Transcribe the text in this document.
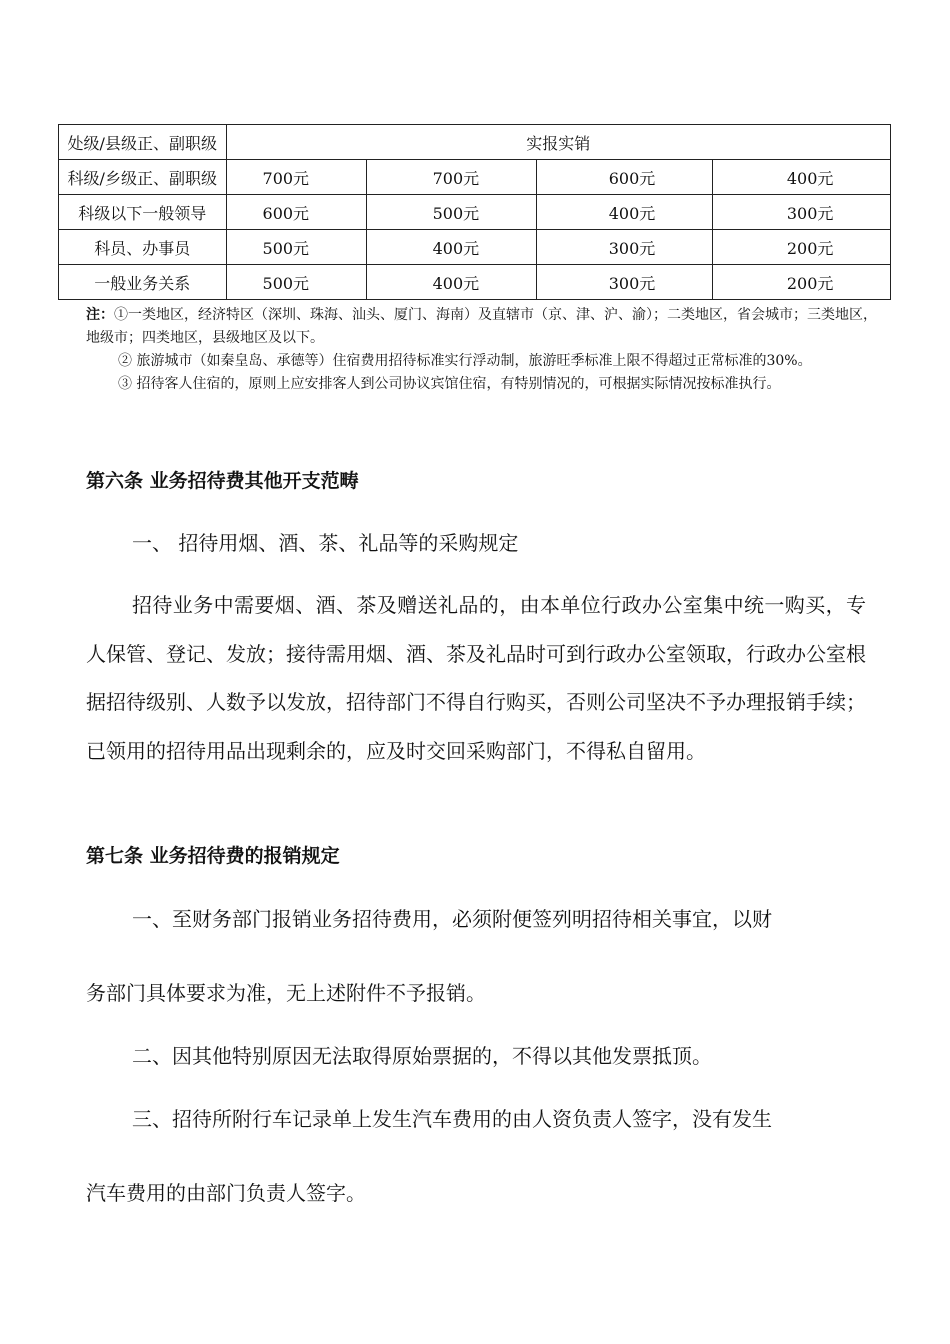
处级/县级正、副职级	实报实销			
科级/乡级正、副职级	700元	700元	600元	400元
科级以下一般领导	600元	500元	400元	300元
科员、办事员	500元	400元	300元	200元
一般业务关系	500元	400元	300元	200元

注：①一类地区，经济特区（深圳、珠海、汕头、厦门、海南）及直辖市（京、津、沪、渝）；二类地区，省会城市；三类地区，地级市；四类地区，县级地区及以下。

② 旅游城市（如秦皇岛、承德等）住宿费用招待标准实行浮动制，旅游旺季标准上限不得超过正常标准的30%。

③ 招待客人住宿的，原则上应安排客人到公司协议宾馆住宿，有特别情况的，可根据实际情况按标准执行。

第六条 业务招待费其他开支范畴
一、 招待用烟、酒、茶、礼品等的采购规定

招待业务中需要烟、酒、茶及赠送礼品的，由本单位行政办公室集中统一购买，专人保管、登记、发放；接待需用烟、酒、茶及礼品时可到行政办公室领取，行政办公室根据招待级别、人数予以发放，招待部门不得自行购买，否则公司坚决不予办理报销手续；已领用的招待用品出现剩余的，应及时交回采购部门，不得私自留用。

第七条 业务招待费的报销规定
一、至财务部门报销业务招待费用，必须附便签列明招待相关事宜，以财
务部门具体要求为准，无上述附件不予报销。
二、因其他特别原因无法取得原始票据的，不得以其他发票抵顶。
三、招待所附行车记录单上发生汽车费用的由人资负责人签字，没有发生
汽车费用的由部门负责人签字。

- **EXERCISE DETAILS**
Reproduce all of the entries word for word, skipping any pictures they hold.

- **THE REPLY**
Transcribe the text in this document.
处级/县级正、副职级	实报实销			
科级/乡级正、副职级	700元	700元	600元	400元
科级以下一般领导	600元	500元	400元	300元
科员、办事员	500元	400元	300元	200元
一般业务关系	500元	400元	300元	200元

注：①一类地区，经济特区（深圳、珠海、汕头、厦门、海南）及直辖市（京、津、沪、渝）；二类地区，省会城市；三类地区，地级市；四类地区，县级地区及以下。

② 旅游城市（如秦皇岛、承德等）住宿费用招待标准实行浮动制，旅游旺季标准上限不得超过正常标准的30%。

③ 招待客人住宿的，原则上应安排客人到公司协议宾馆住宿，有特别情况的，可根据实际情况按标准执行。

第六条 业务招待费其他开支范畴
一、 招待用烟、酒、茶、礼品等的采购规定

招待业务中需要烟、酒、茶及赠送礼品的，由本单位行政办公室集中统一购买，专人保管、登记、发放；接待需用烟、酒、茶及礼品时可到行政办公室领取，行政办公室根据招待级别、人数予以发放，招待部门不得自行购买，否则公司坚决不予办理报销手续；已领用的招待用品出现剩余的，应及时交回采购部门，不得私自留用。

第七条 业务招待费的报销规定
一、至财务部门报销业务招待费用，必须附便签列明招待相关事宜，以财
务部门具体要求为准，无上述附件不予报销。
二、因其他特别原因无法取得原始票据的，不得以其他发票抵顶。
三、招待所附行车记录单上发生汽车费用的由人资负责人签字，没有发生
汽车费用的由部门负责人签字。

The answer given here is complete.